→ WHAT YOU NEED TO DO
Your task is to print the material below exactly as presented.

→ DATA TO USE

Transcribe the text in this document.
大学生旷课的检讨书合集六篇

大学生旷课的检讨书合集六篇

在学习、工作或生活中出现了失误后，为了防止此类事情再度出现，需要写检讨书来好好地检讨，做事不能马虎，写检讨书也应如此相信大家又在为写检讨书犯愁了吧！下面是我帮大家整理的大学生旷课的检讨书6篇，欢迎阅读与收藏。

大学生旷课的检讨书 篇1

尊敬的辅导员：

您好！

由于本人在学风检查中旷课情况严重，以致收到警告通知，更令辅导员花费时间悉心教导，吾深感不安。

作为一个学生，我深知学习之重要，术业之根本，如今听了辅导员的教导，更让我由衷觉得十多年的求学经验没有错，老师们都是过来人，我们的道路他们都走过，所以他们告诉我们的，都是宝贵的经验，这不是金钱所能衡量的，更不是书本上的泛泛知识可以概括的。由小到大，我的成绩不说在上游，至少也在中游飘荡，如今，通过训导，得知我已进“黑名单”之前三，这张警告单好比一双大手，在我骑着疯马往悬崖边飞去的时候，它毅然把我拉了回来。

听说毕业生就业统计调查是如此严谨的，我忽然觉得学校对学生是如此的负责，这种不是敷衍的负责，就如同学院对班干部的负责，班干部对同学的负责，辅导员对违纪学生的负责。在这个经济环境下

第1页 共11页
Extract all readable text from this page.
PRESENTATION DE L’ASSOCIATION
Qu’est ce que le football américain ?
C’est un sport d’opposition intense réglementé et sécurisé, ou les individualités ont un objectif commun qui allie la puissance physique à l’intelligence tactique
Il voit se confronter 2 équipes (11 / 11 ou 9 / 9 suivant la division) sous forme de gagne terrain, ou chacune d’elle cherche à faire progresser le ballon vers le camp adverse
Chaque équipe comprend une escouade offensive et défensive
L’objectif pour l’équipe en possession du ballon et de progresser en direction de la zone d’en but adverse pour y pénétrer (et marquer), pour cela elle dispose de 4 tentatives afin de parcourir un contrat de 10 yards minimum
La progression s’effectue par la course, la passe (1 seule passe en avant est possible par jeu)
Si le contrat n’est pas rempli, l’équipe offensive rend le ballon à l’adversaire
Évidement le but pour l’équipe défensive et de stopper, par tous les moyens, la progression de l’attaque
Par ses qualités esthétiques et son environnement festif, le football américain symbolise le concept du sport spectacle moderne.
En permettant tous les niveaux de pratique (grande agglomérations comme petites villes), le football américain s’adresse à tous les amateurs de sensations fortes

→ ANSWER TO THE TASK
Transcribe the text in this document.
大学生旷课的检讨书合集六篇

大学生旷课的检讨书合集六篇

在学习、工作或生活中出现了失误后，为了防止此类事情再度出现，需要写检讨书来好好地检讨，做事不能马虎，写检讨书也应如此相信大家又在为写检讨书犯愁了吧！下面是我帮大家整理的大学生旷课的检讨书6篇，欢迎阅读与收藏。

大学生旷课的检讨书 篇1

尊敬的辅导员：

您好！

由于本人在学风检查中旷课情况严重，以致收到警告通知，更令辅导员花费时间悉心教导，吾深感不安。

作为一个学生，我深知学习之重要，术业之根本，如今听了辅导员的教导，更让我由衷觉得十多年的求学经验没有错，老师们都是过来人，我们的道路他们都走过，所以他们告诉我们的，都是宝贵的经验，这不是金钱所能衡量的，更不是书本上的泛泛知识可以概括的。由小到大，我的成绩不说在上游，至少也在中游飘荡，如今，通过训导，得知我已进“黑名单”之前三，这张警告单好比一双大手，在我骑着疯马往悬崖边飞去的时候，它毅然把我拉了回来。

听说毕业生就业统计调查是如此严谨的，我忽然觉得学校对学生是如此的负责，这种不是敷衍的负责，就如同学院对班干部的负责，班干部对同学的负责，辅导员对违纪学生的负责。在这个经济环境下

第1页 共11页
Extract all readable text from this page.
PRESENTATION DE L’ASSOCIATION
Qu’est ce que le football américain ?
C’est un sport d’opposition intense réglementé et sécurisé, ou les individualités ont un objectif commun qui allie la puissance physique à l’intelligence tactique
Il voit se confronter 2 équipes (11 / 11 ou 9 / 9 suivant la division) sous forme de gagne terrain, ou chacune d’elle cherche à faire progresser le ballon vers le camp adverse
Chaque équipe comprend une escouade offensive et défensive
L’objectif pour l’équipe en possession du ballon et de progresser en direction de la zone d’en but adverse pour y pénétrer (et marquer), pour cela elle dispose de 4 tentatives afin de parcourir un contrat de 10 yards minimum
La progression s’effectue par la course, la passe (1 seule passe en avant est possible par jeu)
Si le contrat n’est pas rempli, l’équipe offensive rend le ballon à l’adversaire
Évidement le but pour l’équipe défensive et de stopper, par tous les moyens, la progression de l’attaque
Par ses qualités esthétiques et son environnement festif, le football américain symbolise le concept du sport spectacle moderne.
En permettant tous les niveaux de pratique (grande agglomérations comme petites villes), le football américain s’adresse à tous les amateurs de sensations fortes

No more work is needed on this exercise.